TEXTE EXTRAIT
^^^^

Proust, à la fin de la Recherche — et dans le sillage de l’illumination éprouvé lors de sa visite à l’hôtel de Guermantes, ex­périence extatique de la « résurrection » (R, III, 874) du passé dans sa splendeur, « joie du réel retrouvé » (R, III, 879) et tel qu’il ne fut jamais vécu – écrit lui-même : « Ainsi toute ma vie jusqu’à ce jour aurait pu et n’aurait pas pu être résumée sous ce titre : Une voca­tion. Elle ne l’aurait pas pu en ce sens que la littérature n’avait joué aucun rôle dans ma vie. Elle l’aurait pu en ce que cette vie, les sou­venirs de ses tristesses, de ses joies, formaient une réserve … » (R, III, 899) qui a servi de matière à l’écrivain 3 qu’il devient, est déjà de­venu.

5Mon choix de Proust s’éclaire donc : il semble faire directement objection, et de manière irrécusable, aux déclarations péremp­toires, prises à la lettre de Gilles Deleuze. Qu’en est-il ? Mon objec­tif n’est pas de contredire ou réfuter Deleuze. Ce serait ridicule. L ’« explication » de Deleuze et avec Deleuze me permettra de dé­gager un problème plus fondamental qui engage non seulement la théorie des devenirs mais le sens même de la littérature.

II. L’écriture et la vie

6À première vue, et pour le fond, d’une façon générale qui dé­borde Proust, on ne voit pas comment il serait possible de dissocier les devenirs dont la littérature seraient porteuse ou créatrice, du devenir écrivain dans lequel se trouve en apparence nécessairement pris celui qui écrit, puisque c’est lui qui invente ou a expérimenté les devenirs qu’il nous rapporte et qu’en nous les rapportant il de­vient par là même écrivain.

^^^^

CONSIGNE A
Relevez dans le texte extrait le passage qui commence par « II. L’écriture et » et se poursuit jusqu'à « là même écrivain. ».
CONSIGNE B
Répondez brièvement à partir du texte extrait.
(i) Sous quel titre Proust dit-il que toute sa vie aurait pu et n'aurait pas pu être résumée ?
(ii) Quel est l'intitulé de la partie II ?
(iii) Quelle démarche à l'égard de Deleuze l'auteur juge-t-il ridicule ?
CONSIGNE C
Indiquez si chaque affirmation concorde avec le texte extrait, en citant les mots qui le prouvent.
(i) L'auteur se donne pour objectif de réfuter Deleuze.
(ii) Selon Proust, la littérature avait joué un rôle dans sa vie.
(iii) La visite de Proust a lieu à l'hôtel de Guermantes.

DONNÉES RECUEILLIES
^^^^

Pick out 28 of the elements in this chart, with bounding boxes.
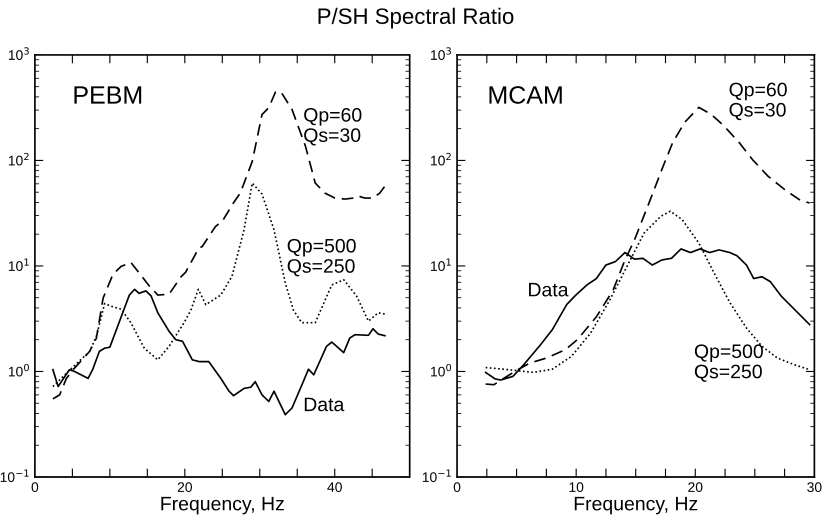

^^^^

RÉPONSE ATTENDUE A
II. L’écriture et la vie

6À première vue, et pour le fond, d’une façon générale qui dé­borde Proust, on ne voit pas comment il serait possible de dissocier les devenirs dont la littérature seraient porteuse ou créatrice, du devenir écrivain dans lequel se trouve en apparence nécessairement pris celui qui écrit, puisque c’est lui qui invente ou a expérimenté les devenirs qu’il nous rapporte et qu’en nous les rapportant il de­vient par là même écrivain.

RÉPONSE ATTENDUE B
(i) Une vocation.
(ii) L'écriture et la vie.
(iii) Contredire ou réfuter Deleuze.

RÉPONSE ATTENDUE C
(i) Non : « n’est pas de contredire ou réfuter Deleuze ».
(ii) Non : « la littérature n’avait joué aucun rôle dans ma vie ».
(iii) Oui : « lors de sa visite à l’hôtel de Guermantes ».